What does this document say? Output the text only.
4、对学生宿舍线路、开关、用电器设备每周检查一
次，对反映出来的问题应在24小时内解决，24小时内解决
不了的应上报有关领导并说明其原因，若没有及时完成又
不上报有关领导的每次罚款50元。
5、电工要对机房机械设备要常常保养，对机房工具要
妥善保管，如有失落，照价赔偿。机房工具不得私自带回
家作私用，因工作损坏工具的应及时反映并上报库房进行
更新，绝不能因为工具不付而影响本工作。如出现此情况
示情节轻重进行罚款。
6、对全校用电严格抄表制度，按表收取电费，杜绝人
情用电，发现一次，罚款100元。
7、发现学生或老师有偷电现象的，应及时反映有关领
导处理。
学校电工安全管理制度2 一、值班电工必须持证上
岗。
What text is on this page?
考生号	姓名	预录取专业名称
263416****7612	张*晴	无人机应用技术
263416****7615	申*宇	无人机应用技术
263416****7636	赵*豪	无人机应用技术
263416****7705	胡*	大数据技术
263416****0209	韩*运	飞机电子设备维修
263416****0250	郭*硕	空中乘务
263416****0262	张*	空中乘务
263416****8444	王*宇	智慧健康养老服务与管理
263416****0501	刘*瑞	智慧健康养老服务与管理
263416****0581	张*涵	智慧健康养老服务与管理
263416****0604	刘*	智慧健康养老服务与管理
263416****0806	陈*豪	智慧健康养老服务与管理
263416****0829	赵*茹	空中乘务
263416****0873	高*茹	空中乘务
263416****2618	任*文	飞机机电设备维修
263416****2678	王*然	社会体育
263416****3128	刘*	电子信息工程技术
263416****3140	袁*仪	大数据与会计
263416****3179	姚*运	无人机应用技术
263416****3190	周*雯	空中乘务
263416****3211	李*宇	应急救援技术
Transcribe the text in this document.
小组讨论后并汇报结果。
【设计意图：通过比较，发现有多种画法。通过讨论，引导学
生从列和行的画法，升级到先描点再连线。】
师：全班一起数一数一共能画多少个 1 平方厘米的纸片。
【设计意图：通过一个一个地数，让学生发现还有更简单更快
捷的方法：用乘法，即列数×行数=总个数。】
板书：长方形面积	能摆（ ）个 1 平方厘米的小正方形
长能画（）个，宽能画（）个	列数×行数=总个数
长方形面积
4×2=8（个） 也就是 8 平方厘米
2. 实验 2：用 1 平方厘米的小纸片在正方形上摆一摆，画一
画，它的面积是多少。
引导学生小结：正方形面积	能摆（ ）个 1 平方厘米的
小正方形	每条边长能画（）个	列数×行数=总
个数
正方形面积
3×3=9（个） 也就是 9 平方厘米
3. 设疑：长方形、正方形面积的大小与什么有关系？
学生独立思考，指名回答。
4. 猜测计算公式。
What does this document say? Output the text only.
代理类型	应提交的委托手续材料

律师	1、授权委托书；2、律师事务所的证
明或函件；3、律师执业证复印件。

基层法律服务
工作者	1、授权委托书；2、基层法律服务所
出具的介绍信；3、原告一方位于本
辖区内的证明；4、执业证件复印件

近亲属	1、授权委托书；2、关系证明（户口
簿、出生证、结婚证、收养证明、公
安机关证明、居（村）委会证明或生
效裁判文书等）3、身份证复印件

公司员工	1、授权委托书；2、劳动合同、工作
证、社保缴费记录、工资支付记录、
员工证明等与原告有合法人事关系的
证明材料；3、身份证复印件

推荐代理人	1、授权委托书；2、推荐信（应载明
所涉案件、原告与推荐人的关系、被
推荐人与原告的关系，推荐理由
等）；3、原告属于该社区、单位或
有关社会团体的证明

--*--

**THE EXERCISE**
Output every entry shown above, exactly.

**RESULT OF THE EXERCISE**
What does this document say? Output the text only.
4、对学生宿舍线路、开关、用电器设备每周检查一
次，对反映出来的问题应在24小时内解决，24小时内解决
不了的应上报有关领导并说明其原因，若没有及时完成又
不上报有关领导的每次罚款50元。
5、电工要对机房机械设备要常常保养，对机房工具要
妥善保管，如有失落，照价赔偿。机房工具不得私自带回
家作私用，因工作损坏工具的应及时反映并上报库房进行
更新，绝不能因为工具不付而影响本工作。如出现此情况
示情节轻重进行罚款。
6、对全校用电严格抄表制度，按表收取电费，杜绝人
情用电，发现一次，罚款100元。
7、发现学生或老师有偷电现象的，应及时反映有关领
导处理。
学校电工安全管理制度2 一、值班电工必须持证上
岗。
What text is on this page?
考生号	姓名	预录取专业名称
263416****7612	张*晴	无人机应用技术
263416****7615	申*宇	无人机应用技术
263416****7636	赵*豪	无人机应用技术
263416****7705	胡*	大数据技术
263416****0209	韩*运	飞机电子设备维修
263416****0250	郭*硕	空中乘务
263416****0262	张*	空中乘务
263416****8444	王*宇	智慧健康养老服务与管理
263416****0501	刘*瑞	智慧健康养老服务与管理
263416****0581	张*涵	智慧健康养老服务与管理
263416****0604	刘*	智慧健康养老服务与管理
263416****0806	陈*豪	智慧健康养老服务与管理
263416****0829	赵*茹	空中乘务
263416****0873	高*茹	空中乘务
263416****2618	任*文	飞机机电设备维修
263416****2678	王*然	社会体育
263416****3128	刘*	电子信息工程技术
263416****3140	袁*仪	大数据与会计
263416****3179	姚*运	无人机应用技术
263416****3190	周*雯	空中乘务
263416****3211	李*宇	应急救援技术
Transcribe the text in this document.
小组讨论后并汇报结果。
【设计意图：通过比较，发现有多种画法。通过讨论，引导学
生从列和行的画法，升级到先描点再连线。】
师：全班一起数一数一共能画多少个 1 平方厘米的纸片。
【设计意图：通过一个一个地数，让学生发现还有更简单更快
捷的方法：用乘法，即列数×行数=总个数。】
板书：长方形面积	能摆（ ）个 1 平方厘米的小正方形
长能画（）个，宽能画（）个	列数×行数=总个数
长方形面积
4×2=8（个） 也就是 8 平方厘米
2. 实验 2：用 1 平方厘米的小纸片在正方形上摆一摆，画一
画，它的面积是多少。
引导学生小结：正方形面积	能摆（ ）个 1 平方厘米的
小正方形	每条边长能画（）个	列数×行数=总
个数
正方形面积
3×3=9（个） 也就是 9 平方厘米
3. 设疑：长方形、正方形面积的大小与什么有关系？
学生独立思考，指名回答。
4. 猜测计算公式。
What does this document say? Output the text only.
代理类型	应提交的委托手续材料

律师	1、授权委托书；2、律师事务所的证
明或函件；3、律师执业证复印件。

基层法律服务
工作者	1、授权委托书；2、基层法律服务所
出具的介绍信；3、原告一方位于本
辖区内的证明；4、执业证件复印件

近亲属	1、授权委托书；2、关系证明（户口
簿、出生证、结婚证、收养证明、公
安机关证明、居（村）委会证明或生
效裁判文书等）3、身份证复印件

公司员工	1、授权委托书；2、劳动合同、工作
证、社保缴费记录、工资支付记录、
员工证明等与原告有合法人事关系的
证明材料；3、身份证复印件

推荐代理人	1、授权委托书；2、推荐信（应载明
所涉案件、原告与推荐人的关系、被
推荐人与原告的关系，推荐理由
等）；3、原告属于该社区、单位或
有关社会团体的证明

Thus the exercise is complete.